Exercise task: Will you write out all the entries below exactly?

* start *

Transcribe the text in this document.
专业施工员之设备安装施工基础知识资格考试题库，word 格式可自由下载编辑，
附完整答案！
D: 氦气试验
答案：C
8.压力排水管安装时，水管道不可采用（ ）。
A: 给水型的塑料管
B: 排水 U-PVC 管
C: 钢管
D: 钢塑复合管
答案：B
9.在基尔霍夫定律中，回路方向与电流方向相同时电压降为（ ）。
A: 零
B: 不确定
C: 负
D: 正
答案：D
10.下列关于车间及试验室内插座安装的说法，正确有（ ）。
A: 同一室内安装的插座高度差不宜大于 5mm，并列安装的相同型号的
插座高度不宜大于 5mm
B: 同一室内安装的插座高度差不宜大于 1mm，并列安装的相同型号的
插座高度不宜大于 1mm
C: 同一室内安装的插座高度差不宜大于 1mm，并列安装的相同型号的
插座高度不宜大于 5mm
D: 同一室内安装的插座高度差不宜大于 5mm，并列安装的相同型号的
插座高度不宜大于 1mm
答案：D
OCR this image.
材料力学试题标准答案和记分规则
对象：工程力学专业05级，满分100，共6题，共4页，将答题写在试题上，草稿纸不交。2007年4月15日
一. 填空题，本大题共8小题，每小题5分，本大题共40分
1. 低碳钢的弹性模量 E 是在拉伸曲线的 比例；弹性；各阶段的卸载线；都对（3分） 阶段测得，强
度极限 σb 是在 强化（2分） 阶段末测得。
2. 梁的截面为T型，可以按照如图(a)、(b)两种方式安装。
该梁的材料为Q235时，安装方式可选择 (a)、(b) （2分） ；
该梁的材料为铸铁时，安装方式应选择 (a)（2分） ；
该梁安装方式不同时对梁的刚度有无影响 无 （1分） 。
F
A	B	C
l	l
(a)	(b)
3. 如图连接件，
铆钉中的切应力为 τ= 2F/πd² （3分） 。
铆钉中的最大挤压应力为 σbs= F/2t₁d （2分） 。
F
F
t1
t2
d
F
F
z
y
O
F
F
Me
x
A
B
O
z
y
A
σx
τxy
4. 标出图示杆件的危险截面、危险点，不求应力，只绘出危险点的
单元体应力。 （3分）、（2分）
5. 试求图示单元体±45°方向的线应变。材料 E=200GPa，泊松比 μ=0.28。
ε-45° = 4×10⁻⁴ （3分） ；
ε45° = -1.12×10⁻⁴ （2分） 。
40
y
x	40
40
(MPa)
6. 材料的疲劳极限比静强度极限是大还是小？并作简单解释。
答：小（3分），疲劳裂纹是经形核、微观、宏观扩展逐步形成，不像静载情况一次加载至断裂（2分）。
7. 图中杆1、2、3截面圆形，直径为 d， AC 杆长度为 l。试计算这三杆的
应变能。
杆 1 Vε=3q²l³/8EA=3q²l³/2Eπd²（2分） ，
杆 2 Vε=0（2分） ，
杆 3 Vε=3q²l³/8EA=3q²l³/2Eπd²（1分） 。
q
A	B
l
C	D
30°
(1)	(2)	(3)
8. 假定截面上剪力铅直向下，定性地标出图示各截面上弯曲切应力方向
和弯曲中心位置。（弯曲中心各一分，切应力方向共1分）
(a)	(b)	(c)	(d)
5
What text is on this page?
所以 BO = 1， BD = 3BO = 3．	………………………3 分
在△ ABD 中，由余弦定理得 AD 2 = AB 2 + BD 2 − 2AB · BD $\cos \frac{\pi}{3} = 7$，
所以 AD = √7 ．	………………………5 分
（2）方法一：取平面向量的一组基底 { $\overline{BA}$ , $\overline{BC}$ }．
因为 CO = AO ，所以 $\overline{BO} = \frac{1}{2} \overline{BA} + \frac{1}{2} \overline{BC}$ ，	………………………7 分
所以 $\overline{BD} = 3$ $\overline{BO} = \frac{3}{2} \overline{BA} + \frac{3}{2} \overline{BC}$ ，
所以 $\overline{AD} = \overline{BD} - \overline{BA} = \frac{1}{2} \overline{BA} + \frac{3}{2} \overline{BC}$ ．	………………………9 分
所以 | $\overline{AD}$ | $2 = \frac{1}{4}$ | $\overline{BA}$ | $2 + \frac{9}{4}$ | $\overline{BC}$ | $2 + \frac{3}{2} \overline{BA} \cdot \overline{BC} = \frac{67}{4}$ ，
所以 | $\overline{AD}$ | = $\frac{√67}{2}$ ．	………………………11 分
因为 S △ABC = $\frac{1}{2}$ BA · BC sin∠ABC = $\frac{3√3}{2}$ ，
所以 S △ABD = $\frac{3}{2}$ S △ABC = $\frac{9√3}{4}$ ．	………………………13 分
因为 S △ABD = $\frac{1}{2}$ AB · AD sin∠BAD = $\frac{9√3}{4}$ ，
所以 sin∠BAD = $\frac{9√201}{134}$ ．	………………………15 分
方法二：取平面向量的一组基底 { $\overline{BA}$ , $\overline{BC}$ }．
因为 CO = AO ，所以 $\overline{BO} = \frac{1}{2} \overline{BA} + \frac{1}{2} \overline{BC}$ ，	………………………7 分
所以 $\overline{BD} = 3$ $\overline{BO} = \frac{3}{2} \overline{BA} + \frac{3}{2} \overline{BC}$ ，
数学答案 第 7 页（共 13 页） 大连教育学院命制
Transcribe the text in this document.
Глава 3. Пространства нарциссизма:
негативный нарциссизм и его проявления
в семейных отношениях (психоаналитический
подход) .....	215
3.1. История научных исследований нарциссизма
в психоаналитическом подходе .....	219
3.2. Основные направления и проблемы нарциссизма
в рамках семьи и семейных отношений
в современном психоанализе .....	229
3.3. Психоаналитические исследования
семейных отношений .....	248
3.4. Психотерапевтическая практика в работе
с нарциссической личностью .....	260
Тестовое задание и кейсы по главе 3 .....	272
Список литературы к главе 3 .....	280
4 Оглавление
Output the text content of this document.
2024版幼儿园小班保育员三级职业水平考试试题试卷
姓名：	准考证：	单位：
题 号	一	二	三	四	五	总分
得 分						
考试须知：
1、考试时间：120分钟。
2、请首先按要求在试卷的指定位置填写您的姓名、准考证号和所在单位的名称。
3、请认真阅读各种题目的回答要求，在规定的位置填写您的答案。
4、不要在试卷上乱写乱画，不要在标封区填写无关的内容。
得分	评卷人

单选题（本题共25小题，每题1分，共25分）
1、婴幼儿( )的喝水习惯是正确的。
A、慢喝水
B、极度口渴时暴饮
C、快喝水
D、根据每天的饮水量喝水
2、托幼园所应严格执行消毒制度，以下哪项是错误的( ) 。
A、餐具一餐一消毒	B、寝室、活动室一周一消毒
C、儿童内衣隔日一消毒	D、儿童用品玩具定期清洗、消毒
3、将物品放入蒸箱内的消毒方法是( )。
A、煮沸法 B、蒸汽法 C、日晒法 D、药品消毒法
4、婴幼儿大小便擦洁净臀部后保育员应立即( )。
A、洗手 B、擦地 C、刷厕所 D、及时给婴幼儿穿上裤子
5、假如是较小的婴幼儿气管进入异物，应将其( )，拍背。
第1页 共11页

* end *

Worked solution:
Transcribe the text in this document.
专业施工员之设备安装施工基础知识资格考试题库，word 格式可自由下载编辑，
附完整答案！
D: 氦气试验
答案：C
8.压力排水管安装时，水管道不可采用（ ）。
A: 给水型的塑料管
B: 排水 U-PVC 管
C: 钢管
D: 钢塑复合管
答案：B
9.在基尔霍夫定律中，回路方向与电流方向相同时电压降为（ ）。
A: 零
B: 不确定
C: 负
D: 正
答案：D
10.下列关于车间及试验室内插座安装的说法，正确有（ ）。
A: 同一室内安装的插座高度差不宜大于 5mm，并列安装的相同型号的
插座高度不宜大于 5mm
B: 同一室内安装的插座高度差不宜大于 1mm，并列安装的相同型号的
插座高度不宜大于 1mm
C: 同一室内安装的插座高度差不宜大于 1mm，并列安装的相同型号的
插座高度不宜大于 5mm
D: 同一室内安装的插座高度差不宜大于 5mm，并列安装的相同型号的
插座高度不宜大于 1mm
答案：D
OCR this image.
材料力学试题标准答案和记分规则
对象：工程力学专业05级，满分100，共6题，共4页，将答题写在试题上，草稿纸不交。2007年4月15日
一. 填空题，本大题共8小题，每小题5分，本大题共40分
1. 低碳钢的弹性模量 E 是在拉伸曲线的 比例；弹性；各阶段的卸载线；都对（3分） 阶段测得，强
度极限 σb 是在 强化（2分） 阶段末测得。
2. 梁的截面为T型，可以按照如图(a)、(b)两种方式安装。
该梁的材料为Q235时，安装方式可选择 (a)、(b) （2分） ；
该梁的材料为铸铁时，安装方式应选择 (a)（2分） ；
该梁安装方式不同时对梁的刚度有无影响 无 （1分） 。
F
A	B	C
l	l
(a)	(b)
3. 如图连接件，
铆钉中的切应力为 τ= 2F/πd² （3分） 。
铆钉中的最大挤压应力为 σbs= F/2t₁d （2分） 。
F
F
t1
t2
d
F
F
z
y
O
F
F
Me
x
A
B
O
z
y
A
σx
τxy
4. 标出图示杆件的危险截面、危险点，不求应力，只绘出危险点的
单元体应力。 （3分）、（2分）
5. 试求图示单元体±45°方向的线应变。材料 E=200GPa，泊松比 μ=0.28。
ε-45° = 4×10⁻⁴ （3分） ；
ε45° = -1.12×10⁻⁴ （2分） 。
40
y
x	40
40
(MPa)
6. 材料的疲劳极限比静强度极限是大还是小？并作简单解释。
答：小（3分），疲劳裂纹是经形核、微观、宏观扩展逐步形成，不像静载情况一次加载至断裂（2分）。
7. 图中杆1、2、3截面圆形，直径为 d， AC 杆长度为 l。试计算这三杆的
应变能。
杆 1 Vε=3q²l³/8EA=3q²l³/2Eπd²（2分） ，
杆 2 Vε=0（2分） ，
杆 3 Vε=3q²l³/8EA=3q²l³/2Eπd²（1分） 。
q
A	B
l
C	D
30°
(1)	(2)	(3)
8. 假定截面上剪力铅直向下，定性地标出图示各截面上弯曲切应力方向
和弯曲中心位置。（弯曲中心各一分，切应力方向共1分）
(a)	(b)	(c)	(d)
5
What text is on this page?
所以 BO = 1， BD = 3BO = 3．	………………………3 分
在△ ABD 中，由余弦定理得 AD 2 = AB 2 + BD 2 − 2AB · BD $\cos \frac{\pi}{3} = 7$，
所以 AD = √7 ．	………………………5 分
（2）方法一：取平面向量的一组基底 { $\overline{BA}$ , $\overline{BC}$ }．
因为 CO = AO ，所以 $\overline{BO} = \frac{1}{2} \overline{BA} + \frac{1}{2} \overline{BC}$ ，	………………………7 分
所以 $\overline{BD} = 3$ $\overline{BO} = \frac{3}{2} \overline{BA} + \frac{3}{2} \overline{BC}$ ，
所以 $\overline{AD} = \overline{BD} - \overline{BA} = \frac{1}{2} \overline{BA} + \frac{3}{2} \overline{BC}$ ．	………………………9 分
所以 | $\overline{AD}$ | $2 = \frac{1}{4}$ | $\overline{BA}$ | $2 + \frac{9}{4}$ | $\overline{BC}$ | $2 + \frac{3}{2} \overline{BA} \cdot \overline{BC} = \frac{67}{4}$ ，
所以 | $\overline{AD}$ | = $\frac{√67}{2}$ ．	………………………11 分
因为 S △ABC = $\frac{1}{2}$ BA · BC sin∠ABC = $\frac{3√3}{2}$ ，
所以 S △ABD = $\frac{3}{2}$ S △ABC = $\frac{9√3}{4}$ ．	………………………13 分
因为 S △ABD = $\frac{1}{2}$ AB · AD sin∠BAD = $\frac{9√3}{4}$ ，
所以 sin∠BAD = $\frac{9√201}{134}$ ．	………………………15 分
方法二：取平面向量的一组基底 { $\overline{BA}$ , $\overline{BC}$ }．
因为 CO = AO ，所以 $\overline{BO} = \frac{1}{2} \overline{BA} + \frac{1}{2} \overline{BC}$ ，	………………………7 分
所以 $\overline{BD} = 3$ $\overline{BO} = \frac{3}{2} \overline{BA} + \frac{3}{2} \overline{BC}$ ，
数学答案 第 7 页（共 13 页） 大连教育学院命制
Transcribe the text in this document.
Глава 3. Пространства нарциссизма:
негативный нарциссизм и его проявления
в семейных отношениях (психоаналитический
подход) .....	215
3.1. История научных исследований нарциссизма
в психоаналитическом подходе .....	219
3.2. Основные направления и проблемы нарциссизма
в рамках семьи и семейных отношений
в современном психоанализе .....	229
3.3. Психоаналитические исследования
семейных отношений .....	248
3.4. Психотерапевтическая практика в работе
с нарциссической личностью .....	260
Тестовое задание и кейсы по главе 3 .....	272
Список литературы к главе 3 .....	280
4 Оглавление
Output the text content of this document.
2024版幼儿园小班保育员三级职业水平考试试题试卷
姓名：	准考证：	单位：
题 号	一	二	三	四	五	总分
得 分						
考试须知：
1、考试时间：120分钟。
2、请首先按要求在试卷的指定位置填写您的姓名、准考证号和所在单位的名称。
3、请认真阅读各种题目的回答要求，在规定的位置填写您的答案。
4、不要在试卷上乱写乱画，不要在标封区填写无关的内容。
得分	评卷人

单选题（本题共25小题，每题1分，共25分）
1、婴幼儿( )的喝水习惯是正确的。
A、慢喝水
B、极度口渴时暴饮
C、快喝水
D、根据每天的饮水量喝水
2、托幼园所应严格执行消毒制度，以下哪项是错误的( ) 。
A、餐具一餐一消毒	B、寝室、活动室一周一消毒
C、儿童内衣隔日一消毒	D、儿童用品玩具定期清洗、消毒
3、将物品放入蒸箱内的消毒方法是( )。
A、煮沸法 B、蒸汽法 C、日晒法 D、药品消毒法
4、婴幼儿大小便擦洁净臀部后保育员应立即( )。
A、洗手 B、擦地 C、刷厕所 D、及时给婴幼儿穿上裤子
5、假如是较小的婴幼儿气管进入异物，应将其( )，拍背。
第1页 共11页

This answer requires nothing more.